**Aim of the exercise:** State how many lines include "label", giving the number by itself.

--------------------------------

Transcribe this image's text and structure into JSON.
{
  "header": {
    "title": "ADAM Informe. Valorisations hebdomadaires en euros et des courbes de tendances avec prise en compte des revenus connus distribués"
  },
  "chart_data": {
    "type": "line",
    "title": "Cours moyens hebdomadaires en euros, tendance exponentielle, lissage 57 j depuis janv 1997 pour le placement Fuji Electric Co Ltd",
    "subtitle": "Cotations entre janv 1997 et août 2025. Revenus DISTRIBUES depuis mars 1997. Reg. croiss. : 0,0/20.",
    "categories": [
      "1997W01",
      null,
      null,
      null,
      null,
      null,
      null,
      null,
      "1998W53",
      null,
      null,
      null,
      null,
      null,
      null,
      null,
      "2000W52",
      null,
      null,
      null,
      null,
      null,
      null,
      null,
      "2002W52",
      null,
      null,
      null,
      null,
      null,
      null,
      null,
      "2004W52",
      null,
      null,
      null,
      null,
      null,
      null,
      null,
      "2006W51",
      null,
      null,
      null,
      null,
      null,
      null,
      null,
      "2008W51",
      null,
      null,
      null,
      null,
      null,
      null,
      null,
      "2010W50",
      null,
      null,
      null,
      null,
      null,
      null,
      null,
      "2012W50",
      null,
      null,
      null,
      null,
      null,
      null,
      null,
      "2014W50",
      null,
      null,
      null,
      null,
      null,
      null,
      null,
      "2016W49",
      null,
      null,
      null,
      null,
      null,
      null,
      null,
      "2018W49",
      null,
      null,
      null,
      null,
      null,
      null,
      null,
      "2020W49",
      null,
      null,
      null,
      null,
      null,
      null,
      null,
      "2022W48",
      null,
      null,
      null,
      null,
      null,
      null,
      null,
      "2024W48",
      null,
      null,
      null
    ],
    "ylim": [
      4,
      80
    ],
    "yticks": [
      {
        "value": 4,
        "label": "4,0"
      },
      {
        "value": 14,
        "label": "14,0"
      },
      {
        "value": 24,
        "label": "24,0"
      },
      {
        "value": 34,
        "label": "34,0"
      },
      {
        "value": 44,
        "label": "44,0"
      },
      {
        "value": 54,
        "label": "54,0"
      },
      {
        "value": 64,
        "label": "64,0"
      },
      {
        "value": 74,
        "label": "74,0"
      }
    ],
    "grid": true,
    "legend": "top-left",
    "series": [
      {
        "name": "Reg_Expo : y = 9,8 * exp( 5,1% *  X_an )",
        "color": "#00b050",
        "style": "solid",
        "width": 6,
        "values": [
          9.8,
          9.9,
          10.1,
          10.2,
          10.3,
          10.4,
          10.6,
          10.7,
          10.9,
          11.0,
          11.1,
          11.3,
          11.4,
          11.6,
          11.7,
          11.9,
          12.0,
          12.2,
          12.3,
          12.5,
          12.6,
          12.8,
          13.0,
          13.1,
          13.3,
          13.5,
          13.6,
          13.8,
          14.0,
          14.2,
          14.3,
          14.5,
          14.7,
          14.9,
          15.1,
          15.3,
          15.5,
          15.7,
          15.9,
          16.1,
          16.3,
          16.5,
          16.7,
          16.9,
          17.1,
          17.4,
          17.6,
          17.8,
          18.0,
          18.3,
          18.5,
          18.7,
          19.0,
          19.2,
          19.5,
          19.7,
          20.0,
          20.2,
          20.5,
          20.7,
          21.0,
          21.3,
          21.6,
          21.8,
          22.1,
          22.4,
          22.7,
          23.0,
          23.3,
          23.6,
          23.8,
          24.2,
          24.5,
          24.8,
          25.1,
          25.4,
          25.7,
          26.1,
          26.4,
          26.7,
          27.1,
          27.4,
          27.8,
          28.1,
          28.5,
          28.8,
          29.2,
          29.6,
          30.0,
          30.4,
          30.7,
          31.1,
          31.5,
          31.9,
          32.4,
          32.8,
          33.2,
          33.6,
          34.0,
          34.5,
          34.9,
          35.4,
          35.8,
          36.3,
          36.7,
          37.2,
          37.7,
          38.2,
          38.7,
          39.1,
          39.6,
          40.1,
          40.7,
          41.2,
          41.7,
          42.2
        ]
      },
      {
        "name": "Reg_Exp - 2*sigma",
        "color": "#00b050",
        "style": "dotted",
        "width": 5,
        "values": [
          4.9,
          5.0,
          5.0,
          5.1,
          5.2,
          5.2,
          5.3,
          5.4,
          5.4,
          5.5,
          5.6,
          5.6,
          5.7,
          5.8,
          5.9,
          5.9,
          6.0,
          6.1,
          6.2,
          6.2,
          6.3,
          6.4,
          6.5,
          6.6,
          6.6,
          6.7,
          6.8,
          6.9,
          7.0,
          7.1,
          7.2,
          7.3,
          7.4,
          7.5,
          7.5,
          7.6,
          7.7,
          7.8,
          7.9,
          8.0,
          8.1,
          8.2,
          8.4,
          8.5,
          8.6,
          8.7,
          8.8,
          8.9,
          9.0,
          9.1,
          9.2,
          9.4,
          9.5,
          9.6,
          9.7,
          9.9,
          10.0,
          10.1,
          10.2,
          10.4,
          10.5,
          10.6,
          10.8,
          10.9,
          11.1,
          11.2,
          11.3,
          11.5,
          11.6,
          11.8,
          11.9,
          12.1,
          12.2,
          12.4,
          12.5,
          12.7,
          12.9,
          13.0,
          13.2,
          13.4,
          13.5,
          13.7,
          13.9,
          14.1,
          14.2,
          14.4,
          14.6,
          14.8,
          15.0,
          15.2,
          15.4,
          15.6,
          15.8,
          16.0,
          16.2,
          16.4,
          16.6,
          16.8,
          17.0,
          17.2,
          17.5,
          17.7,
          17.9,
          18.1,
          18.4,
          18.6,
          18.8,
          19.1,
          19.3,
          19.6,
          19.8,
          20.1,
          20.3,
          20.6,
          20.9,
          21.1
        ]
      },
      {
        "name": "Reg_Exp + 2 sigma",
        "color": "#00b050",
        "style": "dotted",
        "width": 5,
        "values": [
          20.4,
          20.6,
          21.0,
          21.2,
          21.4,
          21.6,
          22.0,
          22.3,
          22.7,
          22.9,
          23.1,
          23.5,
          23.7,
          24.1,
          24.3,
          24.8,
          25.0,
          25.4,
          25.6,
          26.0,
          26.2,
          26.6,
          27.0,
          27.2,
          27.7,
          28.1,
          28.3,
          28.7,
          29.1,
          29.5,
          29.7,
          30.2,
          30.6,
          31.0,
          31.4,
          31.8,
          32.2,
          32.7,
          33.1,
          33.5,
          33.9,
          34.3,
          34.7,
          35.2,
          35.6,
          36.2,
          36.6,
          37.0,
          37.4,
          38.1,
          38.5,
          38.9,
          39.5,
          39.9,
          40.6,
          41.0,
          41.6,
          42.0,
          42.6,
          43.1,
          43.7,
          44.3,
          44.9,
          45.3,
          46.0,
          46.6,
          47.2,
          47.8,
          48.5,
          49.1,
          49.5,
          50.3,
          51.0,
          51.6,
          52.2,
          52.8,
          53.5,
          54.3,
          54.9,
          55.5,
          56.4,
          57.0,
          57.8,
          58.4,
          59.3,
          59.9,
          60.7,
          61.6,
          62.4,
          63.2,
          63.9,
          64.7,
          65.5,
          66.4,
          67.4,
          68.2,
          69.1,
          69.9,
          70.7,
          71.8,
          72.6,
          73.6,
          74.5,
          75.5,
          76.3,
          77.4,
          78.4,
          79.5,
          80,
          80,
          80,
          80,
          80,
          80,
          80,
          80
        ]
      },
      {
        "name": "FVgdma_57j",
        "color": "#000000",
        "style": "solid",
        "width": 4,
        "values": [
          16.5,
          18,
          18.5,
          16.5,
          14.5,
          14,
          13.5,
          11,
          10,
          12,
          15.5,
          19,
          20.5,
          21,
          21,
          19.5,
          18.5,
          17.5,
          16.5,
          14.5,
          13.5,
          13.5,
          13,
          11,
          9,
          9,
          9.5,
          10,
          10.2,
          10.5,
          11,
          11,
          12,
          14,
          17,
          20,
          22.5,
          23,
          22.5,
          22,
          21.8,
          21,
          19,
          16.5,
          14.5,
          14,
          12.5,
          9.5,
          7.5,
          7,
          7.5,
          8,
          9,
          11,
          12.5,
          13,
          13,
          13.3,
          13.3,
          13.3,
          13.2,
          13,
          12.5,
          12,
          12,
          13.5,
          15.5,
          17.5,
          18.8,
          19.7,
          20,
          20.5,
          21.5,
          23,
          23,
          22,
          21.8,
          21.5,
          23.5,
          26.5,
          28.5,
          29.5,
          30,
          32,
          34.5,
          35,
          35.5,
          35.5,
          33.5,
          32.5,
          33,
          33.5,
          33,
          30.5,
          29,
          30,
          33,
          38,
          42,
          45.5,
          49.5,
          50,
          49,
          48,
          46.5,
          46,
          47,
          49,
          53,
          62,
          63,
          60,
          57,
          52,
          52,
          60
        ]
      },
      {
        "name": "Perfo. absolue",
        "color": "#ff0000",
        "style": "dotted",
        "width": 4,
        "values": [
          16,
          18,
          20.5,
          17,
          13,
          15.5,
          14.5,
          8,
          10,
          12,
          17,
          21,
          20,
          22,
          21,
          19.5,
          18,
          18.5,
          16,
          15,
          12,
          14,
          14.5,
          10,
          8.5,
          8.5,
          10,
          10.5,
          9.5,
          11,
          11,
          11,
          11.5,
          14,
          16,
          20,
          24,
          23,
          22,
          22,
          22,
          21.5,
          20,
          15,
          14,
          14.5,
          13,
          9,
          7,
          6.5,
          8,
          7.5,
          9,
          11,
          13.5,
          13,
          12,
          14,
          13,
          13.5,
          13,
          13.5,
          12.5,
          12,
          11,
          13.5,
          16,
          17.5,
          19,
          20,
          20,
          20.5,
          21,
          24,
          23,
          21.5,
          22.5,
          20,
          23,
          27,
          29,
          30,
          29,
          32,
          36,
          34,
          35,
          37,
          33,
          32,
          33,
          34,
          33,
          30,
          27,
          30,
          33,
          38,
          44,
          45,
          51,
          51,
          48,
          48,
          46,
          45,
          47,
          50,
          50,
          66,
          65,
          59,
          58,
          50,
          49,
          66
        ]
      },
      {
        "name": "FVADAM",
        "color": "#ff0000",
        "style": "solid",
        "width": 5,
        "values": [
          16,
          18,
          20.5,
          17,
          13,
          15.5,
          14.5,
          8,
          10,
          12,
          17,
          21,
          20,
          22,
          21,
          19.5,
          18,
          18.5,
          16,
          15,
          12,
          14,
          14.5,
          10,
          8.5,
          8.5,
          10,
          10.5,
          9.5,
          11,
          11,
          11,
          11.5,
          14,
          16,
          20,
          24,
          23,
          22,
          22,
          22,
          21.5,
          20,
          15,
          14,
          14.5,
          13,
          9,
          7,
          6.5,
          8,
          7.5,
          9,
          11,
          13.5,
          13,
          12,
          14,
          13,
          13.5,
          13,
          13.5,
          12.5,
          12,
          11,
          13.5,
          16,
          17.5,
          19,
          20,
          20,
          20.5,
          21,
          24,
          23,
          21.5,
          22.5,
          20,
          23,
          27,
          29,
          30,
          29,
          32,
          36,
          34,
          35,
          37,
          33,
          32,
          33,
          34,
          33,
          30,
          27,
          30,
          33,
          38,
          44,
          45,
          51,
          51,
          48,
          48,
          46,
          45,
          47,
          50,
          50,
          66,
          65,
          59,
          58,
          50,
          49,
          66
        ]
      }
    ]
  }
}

--------------------------------

**Output:** 8